'''

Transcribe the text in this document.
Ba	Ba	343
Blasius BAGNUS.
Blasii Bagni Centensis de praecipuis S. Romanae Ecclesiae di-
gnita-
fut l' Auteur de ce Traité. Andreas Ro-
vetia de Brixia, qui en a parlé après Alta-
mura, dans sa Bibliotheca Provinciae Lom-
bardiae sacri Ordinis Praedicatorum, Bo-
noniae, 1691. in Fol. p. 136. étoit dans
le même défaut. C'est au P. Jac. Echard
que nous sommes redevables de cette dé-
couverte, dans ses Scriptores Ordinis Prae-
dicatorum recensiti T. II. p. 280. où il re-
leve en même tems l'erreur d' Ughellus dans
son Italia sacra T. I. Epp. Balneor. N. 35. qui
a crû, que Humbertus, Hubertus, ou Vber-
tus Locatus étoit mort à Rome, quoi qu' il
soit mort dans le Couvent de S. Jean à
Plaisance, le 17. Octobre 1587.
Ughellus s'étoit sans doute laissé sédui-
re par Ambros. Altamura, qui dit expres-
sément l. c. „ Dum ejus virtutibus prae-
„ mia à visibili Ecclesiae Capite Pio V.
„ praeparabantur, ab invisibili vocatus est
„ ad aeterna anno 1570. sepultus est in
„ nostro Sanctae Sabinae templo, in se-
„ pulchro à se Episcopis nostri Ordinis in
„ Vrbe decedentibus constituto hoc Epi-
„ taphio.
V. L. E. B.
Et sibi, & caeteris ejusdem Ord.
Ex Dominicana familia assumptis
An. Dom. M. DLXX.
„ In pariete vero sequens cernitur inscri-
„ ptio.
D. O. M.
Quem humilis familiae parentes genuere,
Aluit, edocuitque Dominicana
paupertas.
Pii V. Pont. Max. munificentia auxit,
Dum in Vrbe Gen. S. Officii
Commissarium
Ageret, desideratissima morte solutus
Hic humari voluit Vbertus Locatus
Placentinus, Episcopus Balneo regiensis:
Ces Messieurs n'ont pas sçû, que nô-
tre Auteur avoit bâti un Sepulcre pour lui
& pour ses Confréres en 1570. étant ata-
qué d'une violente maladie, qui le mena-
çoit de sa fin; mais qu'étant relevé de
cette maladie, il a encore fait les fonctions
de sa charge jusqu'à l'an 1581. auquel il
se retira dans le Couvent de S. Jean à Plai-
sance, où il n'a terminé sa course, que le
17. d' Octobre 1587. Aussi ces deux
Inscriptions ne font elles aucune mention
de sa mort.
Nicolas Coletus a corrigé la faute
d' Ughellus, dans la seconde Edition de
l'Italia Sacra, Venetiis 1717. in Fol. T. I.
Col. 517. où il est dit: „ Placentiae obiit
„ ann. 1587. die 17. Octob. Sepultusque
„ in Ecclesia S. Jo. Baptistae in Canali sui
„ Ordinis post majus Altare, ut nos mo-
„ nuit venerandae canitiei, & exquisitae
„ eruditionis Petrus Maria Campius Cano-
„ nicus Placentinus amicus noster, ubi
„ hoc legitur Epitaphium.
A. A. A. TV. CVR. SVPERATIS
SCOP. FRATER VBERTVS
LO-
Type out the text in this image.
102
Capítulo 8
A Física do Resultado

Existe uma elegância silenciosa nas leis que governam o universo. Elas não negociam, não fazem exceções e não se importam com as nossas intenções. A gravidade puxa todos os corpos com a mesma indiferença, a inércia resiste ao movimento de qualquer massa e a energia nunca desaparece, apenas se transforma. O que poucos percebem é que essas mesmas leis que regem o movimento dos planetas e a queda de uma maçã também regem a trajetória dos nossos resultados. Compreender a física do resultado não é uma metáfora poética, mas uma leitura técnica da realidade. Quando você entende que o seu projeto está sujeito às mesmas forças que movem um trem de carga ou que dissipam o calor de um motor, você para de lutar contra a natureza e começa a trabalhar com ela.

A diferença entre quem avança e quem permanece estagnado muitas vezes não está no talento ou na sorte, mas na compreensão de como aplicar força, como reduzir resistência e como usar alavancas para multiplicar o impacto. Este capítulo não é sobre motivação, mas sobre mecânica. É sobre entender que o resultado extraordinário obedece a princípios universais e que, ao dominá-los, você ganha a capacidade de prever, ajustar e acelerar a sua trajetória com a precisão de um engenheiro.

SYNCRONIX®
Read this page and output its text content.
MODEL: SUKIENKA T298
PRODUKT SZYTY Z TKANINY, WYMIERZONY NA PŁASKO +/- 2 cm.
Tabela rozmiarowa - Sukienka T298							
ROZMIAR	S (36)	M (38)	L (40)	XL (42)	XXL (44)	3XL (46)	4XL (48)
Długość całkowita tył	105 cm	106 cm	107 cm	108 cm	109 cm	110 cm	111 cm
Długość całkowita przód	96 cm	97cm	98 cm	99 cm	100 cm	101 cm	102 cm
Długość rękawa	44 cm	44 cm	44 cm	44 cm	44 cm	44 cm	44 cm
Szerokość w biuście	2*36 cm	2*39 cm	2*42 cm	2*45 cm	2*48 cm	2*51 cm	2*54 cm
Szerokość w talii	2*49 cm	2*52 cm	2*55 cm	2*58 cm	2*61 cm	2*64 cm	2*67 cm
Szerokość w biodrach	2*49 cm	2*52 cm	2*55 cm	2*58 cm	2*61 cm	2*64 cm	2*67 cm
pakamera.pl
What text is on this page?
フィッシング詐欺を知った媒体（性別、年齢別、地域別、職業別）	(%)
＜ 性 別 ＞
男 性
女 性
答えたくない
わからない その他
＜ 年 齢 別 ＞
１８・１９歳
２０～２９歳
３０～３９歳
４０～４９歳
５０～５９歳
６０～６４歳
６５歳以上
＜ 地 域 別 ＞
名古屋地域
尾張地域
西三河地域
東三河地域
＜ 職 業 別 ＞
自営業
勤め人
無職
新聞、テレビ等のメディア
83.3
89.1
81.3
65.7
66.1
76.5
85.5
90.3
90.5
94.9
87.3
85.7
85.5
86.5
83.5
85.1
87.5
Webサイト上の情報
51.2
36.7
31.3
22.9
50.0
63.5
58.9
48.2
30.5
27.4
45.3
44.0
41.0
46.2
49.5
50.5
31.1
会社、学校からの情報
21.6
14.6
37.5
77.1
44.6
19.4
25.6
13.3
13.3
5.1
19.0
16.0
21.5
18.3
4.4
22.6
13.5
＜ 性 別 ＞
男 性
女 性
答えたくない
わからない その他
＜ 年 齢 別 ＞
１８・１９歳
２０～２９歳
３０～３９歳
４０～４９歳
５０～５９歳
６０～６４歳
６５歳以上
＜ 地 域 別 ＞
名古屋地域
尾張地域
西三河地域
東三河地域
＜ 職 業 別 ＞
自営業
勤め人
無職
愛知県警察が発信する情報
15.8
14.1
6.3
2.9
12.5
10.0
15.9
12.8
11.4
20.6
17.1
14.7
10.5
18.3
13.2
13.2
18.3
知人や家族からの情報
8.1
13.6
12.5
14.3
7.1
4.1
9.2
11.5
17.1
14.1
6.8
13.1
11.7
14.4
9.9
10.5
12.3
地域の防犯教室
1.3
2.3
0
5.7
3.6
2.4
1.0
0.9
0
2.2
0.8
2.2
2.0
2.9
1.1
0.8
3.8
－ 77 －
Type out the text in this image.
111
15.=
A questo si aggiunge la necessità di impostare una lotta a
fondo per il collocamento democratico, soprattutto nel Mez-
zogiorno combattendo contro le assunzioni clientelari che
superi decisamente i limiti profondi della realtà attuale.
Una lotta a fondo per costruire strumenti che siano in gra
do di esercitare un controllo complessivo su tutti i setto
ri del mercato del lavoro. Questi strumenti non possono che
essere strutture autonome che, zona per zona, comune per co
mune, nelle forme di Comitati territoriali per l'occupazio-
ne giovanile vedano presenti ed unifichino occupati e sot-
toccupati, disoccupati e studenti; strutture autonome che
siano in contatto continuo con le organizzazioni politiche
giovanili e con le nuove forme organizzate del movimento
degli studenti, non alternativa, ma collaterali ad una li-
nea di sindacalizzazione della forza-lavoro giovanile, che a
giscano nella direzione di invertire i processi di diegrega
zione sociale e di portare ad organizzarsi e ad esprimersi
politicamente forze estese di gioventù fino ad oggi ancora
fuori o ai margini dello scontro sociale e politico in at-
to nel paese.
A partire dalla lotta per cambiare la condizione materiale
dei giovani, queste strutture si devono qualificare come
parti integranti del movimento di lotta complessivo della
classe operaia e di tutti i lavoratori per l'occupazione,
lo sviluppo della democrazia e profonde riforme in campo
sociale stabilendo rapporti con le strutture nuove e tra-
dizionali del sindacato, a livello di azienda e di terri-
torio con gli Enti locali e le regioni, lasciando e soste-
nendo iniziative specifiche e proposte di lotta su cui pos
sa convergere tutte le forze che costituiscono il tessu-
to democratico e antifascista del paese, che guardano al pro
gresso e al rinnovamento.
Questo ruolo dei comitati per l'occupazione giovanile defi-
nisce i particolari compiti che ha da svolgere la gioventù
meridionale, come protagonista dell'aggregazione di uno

'''

**INSTRUCTIONS TO FOLLOW**
Show every line of the listing in which the string "Dominicana" can be found.

**EXERCISE OUTPUT**
Ex Dominicana familia assumptis
Aluit, edocuitque Dominicana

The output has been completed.